◆ Task to carry out
Go over the lines below, and when one contains the word "Fever", copy it.

[Source records]

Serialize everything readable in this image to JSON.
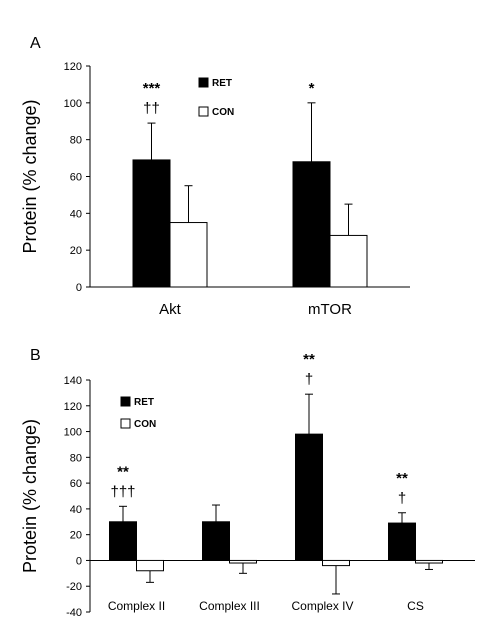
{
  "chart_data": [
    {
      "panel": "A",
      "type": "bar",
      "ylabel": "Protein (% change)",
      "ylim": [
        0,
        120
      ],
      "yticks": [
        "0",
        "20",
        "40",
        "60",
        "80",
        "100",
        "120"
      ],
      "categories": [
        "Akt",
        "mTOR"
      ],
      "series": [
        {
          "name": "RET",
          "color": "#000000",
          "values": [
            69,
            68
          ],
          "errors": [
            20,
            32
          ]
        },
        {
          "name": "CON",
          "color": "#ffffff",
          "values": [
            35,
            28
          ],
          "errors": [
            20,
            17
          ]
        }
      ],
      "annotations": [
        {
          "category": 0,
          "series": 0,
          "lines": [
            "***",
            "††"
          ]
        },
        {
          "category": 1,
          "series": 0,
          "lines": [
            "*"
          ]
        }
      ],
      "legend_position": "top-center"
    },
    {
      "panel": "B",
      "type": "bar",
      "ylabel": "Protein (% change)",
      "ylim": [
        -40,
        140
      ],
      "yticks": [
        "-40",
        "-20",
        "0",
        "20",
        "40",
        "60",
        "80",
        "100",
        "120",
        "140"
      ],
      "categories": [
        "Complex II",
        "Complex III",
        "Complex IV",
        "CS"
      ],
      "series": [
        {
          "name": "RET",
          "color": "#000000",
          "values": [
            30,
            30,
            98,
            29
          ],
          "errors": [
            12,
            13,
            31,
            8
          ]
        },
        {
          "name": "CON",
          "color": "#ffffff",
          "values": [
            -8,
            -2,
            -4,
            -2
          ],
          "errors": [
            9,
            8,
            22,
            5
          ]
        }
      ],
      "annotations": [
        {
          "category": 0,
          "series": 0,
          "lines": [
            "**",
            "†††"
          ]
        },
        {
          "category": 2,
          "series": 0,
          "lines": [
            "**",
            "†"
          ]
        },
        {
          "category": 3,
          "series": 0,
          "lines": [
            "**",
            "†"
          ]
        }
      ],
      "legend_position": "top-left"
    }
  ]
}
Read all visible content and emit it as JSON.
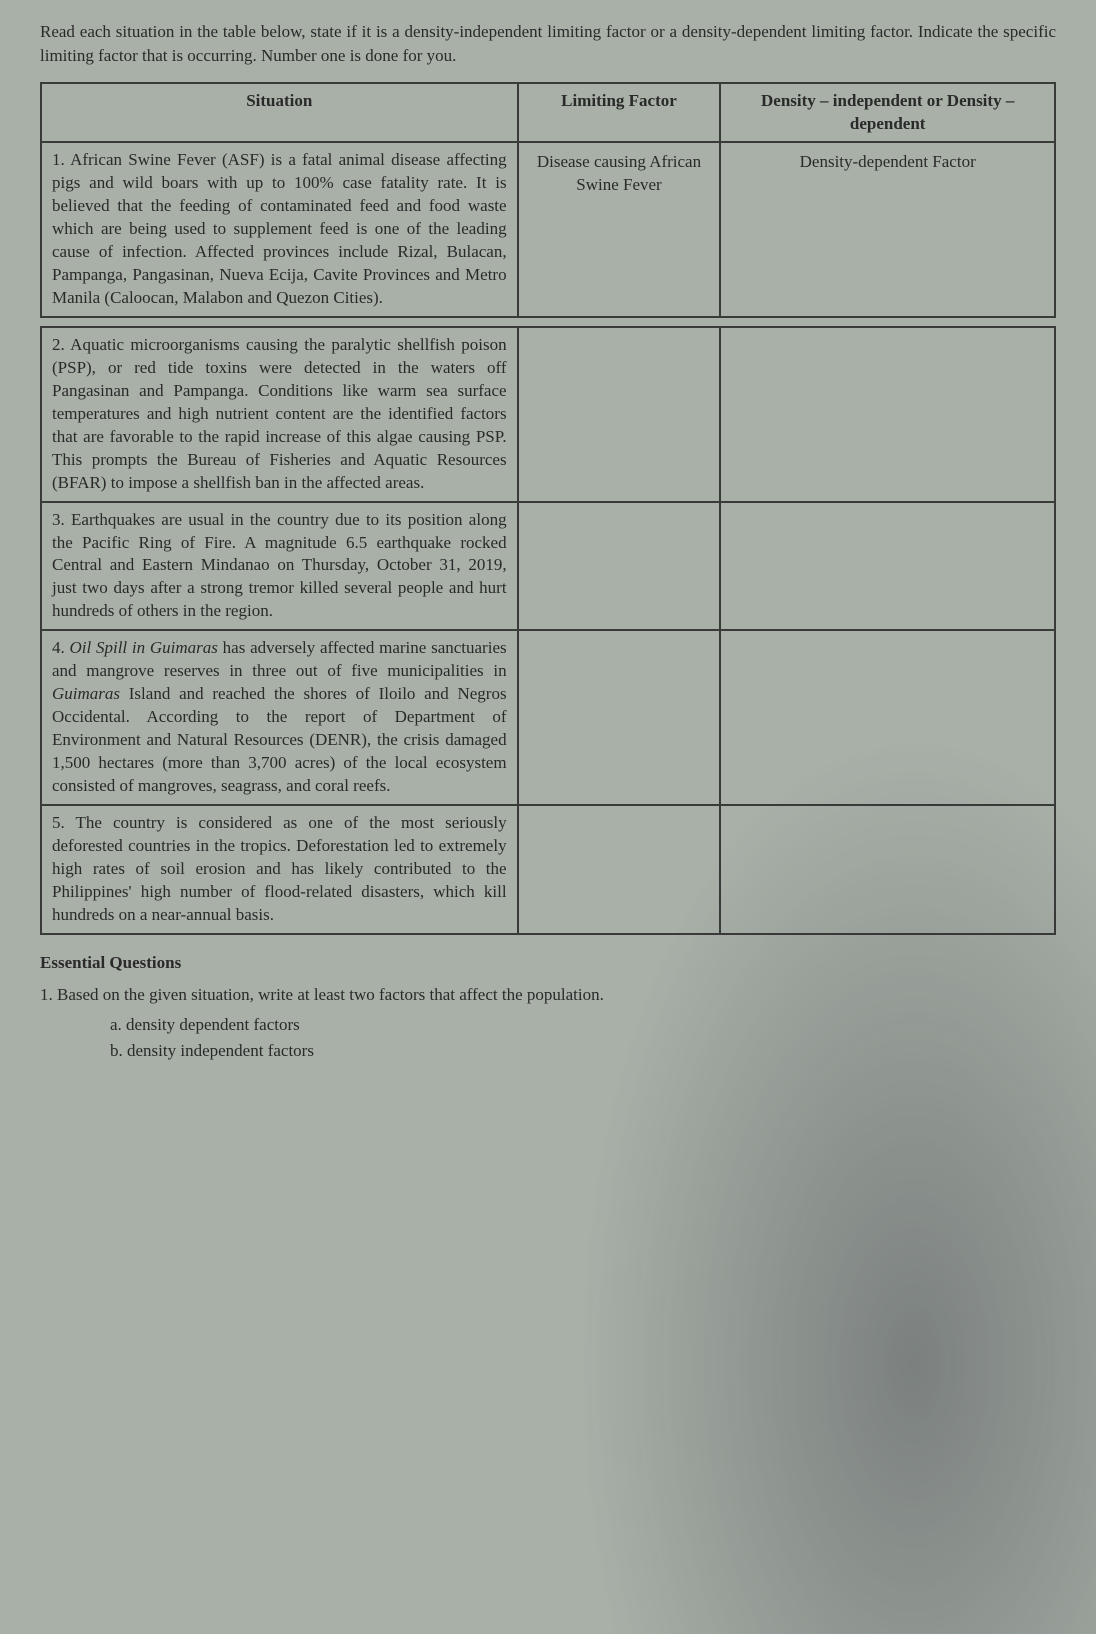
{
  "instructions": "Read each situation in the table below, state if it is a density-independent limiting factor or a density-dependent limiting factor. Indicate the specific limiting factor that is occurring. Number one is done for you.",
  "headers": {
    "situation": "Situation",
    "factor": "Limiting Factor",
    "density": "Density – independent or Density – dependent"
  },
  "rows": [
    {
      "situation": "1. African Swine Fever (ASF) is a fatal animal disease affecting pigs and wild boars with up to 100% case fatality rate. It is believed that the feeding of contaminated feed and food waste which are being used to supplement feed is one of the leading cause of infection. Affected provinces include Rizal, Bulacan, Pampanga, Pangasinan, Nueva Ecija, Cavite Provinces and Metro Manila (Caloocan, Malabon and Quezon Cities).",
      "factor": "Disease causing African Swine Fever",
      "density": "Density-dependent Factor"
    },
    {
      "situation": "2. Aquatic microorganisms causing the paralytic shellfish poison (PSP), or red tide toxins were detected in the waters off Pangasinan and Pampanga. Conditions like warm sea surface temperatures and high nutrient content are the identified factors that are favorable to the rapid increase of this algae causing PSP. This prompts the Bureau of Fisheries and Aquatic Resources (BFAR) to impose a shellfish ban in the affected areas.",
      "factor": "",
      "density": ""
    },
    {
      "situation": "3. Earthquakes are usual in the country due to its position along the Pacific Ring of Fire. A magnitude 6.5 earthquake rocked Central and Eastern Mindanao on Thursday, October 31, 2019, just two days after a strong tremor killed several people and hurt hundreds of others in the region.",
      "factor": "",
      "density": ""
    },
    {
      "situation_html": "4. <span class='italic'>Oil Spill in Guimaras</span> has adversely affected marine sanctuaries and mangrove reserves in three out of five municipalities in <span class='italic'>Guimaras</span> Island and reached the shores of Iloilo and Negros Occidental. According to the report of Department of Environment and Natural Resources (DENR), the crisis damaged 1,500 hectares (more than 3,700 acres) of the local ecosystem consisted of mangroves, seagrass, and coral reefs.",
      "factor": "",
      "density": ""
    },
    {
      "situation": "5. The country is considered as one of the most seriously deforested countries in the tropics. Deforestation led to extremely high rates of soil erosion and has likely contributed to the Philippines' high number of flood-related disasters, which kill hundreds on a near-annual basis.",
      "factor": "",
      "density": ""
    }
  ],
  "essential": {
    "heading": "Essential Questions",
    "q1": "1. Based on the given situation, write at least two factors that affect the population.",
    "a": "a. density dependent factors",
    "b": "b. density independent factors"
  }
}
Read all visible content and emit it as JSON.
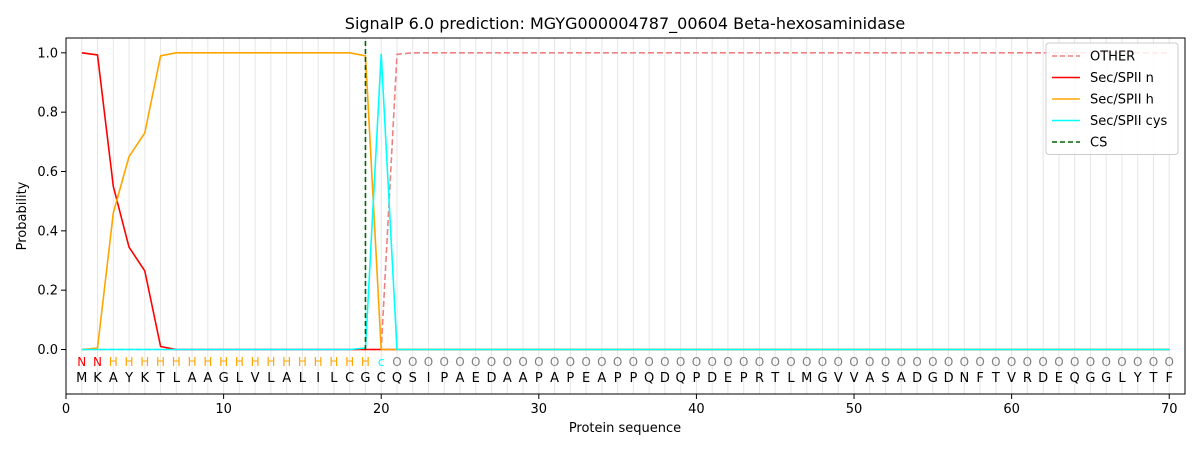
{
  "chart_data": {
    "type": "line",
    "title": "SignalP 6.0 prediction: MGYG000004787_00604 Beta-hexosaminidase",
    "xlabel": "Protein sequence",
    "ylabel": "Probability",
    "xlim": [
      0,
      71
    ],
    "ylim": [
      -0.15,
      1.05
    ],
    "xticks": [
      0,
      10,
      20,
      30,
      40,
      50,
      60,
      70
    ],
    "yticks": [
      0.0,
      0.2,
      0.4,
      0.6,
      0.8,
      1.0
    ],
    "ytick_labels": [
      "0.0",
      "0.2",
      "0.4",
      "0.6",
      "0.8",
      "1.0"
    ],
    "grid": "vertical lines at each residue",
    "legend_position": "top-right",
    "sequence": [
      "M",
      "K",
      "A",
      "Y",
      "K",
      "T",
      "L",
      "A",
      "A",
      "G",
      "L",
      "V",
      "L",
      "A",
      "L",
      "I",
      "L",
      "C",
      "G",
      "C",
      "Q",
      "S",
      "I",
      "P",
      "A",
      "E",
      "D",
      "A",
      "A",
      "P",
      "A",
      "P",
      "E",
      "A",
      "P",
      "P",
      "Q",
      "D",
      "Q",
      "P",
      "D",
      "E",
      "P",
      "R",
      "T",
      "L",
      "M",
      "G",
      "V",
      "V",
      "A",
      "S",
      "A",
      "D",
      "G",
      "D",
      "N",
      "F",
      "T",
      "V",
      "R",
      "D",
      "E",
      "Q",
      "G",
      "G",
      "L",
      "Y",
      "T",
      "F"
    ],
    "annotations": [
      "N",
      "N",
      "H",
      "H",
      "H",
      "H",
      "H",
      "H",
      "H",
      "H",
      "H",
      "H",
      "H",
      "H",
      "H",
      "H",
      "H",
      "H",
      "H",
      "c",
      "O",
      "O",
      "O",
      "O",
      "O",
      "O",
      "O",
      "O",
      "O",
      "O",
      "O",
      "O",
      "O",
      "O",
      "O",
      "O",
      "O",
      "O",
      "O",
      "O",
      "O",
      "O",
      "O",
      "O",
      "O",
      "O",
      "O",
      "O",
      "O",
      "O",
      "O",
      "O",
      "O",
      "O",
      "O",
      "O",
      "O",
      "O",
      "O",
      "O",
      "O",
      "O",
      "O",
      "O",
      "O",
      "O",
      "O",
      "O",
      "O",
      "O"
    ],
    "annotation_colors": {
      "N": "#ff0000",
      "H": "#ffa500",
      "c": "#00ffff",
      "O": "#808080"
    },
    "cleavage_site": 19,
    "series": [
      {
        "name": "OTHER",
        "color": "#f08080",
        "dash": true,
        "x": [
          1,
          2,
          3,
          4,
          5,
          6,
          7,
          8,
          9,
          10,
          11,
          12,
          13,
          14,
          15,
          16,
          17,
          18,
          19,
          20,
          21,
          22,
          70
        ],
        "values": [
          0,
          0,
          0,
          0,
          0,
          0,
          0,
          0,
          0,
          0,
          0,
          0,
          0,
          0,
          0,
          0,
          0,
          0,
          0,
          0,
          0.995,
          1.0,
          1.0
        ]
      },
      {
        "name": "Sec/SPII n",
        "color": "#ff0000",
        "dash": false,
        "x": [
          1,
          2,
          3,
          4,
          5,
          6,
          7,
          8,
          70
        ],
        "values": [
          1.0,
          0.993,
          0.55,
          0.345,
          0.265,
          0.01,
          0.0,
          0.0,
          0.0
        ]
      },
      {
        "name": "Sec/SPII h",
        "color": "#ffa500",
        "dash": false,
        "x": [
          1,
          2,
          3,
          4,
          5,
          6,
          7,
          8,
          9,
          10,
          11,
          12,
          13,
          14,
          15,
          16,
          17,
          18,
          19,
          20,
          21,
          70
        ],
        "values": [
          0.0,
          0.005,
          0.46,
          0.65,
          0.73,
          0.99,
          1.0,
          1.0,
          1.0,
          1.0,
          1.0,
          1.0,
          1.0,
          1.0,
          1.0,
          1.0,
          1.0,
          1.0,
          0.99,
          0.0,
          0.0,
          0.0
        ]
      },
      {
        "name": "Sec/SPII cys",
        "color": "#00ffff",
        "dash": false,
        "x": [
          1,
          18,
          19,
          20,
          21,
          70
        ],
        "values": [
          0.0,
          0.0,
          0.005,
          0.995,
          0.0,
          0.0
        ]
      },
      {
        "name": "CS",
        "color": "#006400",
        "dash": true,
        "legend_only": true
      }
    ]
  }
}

◆ Written solution
      "situation": "1. African Swine Fever (ASF) is a fatal animal disease affecting pigs and wild boars with up to 100% case fatality rate. It is believed that the feeding of contaminated feed and food waste which are being used to supplement feed is one of the leading cause of infection. Affected provinces include Rizal, Bulacan, Pampanga, Pangasinan, Nueva Ecija, Cavite Provinces and Metro Manila (Caloocan, Malabon and Quezon Cities).",
      "factor": "Disease causing African Swine Fever",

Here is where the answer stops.